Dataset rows

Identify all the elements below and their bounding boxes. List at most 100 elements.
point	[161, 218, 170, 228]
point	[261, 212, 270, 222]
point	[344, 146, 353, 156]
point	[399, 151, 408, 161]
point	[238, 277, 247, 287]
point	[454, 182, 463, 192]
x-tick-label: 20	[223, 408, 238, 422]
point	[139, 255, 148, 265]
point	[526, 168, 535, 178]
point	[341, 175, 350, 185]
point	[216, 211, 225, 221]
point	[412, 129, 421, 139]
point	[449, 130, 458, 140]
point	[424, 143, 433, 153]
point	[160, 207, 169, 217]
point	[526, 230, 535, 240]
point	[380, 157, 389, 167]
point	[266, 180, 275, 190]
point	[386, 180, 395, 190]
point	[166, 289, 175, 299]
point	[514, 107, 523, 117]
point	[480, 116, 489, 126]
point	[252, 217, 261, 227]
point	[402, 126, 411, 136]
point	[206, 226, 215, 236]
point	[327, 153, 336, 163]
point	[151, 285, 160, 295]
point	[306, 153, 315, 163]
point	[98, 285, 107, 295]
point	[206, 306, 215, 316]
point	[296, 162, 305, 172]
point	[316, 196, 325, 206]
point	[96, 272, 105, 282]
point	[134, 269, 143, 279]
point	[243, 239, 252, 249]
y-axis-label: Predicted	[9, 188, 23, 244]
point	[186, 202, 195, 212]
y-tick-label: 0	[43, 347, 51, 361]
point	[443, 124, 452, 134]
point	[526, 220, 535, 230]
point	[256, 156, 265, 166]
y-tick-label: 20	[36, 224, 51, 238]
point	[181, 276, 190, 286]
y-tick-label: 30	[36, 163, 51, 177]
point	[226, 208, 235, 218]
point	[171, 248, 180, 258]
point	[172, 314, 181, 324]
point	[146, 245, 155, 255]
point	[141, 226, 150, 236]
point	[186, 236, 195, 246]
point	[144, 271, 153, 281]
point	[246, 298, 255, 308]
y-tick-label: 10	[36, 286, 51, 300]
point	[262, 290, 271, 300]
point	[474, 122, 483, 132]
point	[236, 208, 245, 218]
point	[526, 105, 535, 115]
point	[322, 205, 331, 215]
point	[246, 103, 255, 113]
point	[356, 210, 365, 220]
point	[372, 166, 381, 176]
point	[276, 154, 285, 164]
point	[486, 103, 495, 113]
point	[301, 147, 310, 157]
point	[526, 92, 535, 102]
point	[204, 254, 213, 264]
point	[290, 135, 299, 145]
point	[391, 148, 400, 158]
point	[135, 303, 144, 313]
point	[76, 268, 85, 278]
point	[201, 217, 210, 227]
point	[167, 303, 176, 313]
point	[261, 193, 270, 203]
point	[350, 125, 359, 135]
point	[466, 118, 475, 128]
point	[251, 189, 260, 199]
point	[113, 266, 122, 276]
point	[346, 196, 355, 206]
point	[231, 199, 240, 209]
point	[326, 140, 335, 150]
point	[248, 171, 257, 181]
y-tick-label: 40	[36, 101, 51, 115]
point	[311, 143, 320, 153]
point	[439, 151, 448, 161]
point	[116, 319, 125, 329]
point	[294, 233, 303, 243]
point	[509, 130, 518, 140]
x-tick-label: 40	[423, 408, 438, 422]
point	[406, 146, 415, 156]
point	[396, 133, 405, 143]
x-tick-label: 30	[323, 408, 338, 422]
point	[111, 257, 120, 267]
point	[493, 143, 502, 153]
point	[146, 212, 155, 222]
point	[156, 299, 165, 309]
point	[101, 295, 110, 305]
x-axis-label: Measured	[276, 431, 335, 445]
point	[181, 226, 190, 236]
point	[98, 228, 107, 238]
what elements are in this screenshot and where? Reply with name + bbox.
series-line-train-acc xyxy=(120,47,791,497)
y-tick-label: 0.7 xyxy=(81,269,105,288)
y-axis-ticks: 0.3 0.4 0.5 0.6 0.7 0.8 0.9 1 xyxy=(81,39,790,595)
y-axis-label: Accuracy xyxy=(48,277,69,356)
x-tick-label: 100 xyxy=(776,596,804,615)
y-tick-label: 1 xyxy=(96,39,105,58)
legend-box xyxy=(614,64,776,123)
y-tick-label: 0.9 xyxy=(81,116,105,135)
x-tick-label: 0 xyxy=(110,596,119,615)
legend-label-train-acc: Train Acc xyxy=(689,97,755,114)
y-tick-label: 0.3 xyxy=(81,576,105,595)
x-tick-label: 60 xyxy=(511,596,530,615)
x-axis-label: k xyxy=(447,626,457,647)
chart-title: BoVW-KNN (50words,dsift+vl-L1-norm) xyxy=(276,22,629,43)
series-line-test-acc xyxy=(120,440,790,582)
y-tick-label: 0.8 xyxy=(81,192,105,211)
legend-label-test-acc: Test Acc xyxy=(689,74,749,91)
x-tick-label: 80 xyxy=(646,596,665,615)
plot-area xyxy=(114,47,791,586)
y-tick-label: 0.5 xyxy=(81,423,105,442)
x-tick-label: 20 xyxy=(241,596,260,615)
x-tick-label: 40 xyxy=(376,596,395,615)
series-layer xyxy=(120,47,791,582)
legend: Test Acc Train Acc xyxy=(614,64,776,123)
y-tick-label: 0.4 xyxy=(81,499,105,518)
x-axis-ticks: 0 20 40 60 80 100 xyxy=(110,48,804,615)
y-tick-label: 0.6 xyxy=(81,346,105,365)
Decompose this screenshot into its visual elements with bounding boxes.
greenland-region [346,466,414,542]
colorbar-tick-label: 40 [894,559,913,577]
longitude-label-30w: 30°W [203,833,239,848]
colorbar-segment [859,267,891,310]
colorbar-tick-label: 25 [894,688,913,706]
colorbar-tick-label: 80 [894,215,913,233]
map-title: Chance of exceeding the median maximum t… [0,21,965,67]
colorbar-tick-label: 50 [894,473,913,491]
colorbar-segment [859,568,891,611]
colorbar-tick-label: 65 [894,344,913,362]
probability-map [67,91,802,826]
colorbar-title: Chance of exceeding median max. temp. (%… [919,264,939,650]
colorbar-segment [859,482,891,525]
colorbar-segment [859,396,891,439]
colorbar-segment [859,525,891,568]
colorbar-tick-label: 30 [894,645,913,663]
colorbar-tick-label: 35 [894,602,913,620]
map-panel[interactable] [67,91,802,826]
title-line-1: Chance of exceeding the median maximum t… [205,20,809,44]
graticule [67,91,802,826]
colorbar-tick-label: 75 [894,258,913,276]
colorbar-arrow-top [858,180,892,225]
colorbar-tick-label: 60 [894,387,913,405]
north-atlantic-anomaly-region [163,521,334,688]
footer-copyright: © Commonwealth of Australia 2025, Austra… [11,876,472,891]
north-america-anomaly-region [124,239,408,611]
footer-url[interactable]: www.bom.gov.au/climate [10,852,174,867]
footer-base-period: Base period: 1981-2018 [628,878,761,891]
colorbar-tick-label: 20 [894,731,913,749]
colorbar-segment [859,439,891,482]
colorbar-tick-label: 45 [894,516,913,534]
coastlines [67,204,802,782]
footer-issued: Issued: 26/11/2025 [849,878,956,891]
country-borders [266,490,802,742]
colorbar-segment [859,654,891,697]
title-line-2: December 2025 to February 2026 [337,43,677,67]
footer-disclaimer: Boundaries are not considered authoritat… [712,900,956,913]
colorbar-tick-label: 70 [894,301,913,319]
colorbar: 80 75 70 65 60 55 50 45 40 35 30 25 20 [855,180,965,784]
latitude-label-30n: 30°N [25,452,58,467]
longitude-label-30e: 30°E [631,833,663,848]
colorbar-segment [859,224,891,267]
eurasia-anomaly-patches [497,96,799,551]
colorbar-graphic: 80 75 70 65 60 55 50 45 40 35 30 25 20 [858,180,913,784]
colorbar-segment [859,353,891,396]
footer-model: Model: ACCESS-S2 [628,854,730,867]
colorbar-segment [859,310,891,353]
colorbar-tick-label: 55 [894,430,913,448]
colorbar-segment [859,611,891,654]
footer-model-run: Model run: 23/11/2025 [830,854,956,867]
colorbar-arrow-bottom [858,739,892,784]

**TASK STATEMENT:**
Select each line in the dataset rows above that contains the word "median".

**PROBLEM SOLUTION:**
map-title: Chance of exceeding the median maximum t… [0,21,965,67]
colorbar-title: Chance of exceeding median max. temp. (%… [919,264,939,650]
title-line-1: Chance of exceeding the median maximum t… [205,20,809,44]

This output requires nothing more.